§ Entries taken from a collection:
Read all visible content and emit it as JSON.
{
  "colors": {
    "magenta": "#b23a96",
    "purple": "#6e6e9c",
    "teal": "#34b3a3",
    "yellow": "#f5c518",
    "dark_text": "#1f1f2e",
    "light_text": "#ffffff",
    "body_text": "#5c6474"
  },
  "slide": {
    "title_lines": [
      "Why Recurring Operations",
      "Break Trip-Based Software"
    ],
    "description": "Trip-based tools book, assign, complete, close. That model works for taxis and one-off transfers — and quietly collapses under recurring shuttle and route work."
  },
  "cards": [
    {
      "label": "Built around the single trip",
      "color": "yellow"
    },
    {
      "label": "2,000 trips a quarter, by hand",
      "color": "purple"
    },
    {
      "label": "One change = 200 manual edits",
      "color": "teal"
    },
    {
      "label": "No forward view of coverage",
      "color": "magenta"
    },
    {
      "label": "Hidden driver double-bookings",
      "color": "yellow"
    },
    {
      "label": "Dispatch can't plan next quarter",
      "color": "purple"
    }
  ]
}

§ Objective: Look through the records and count each line that holds "quarter". Write only the total.

§ Task answer: 2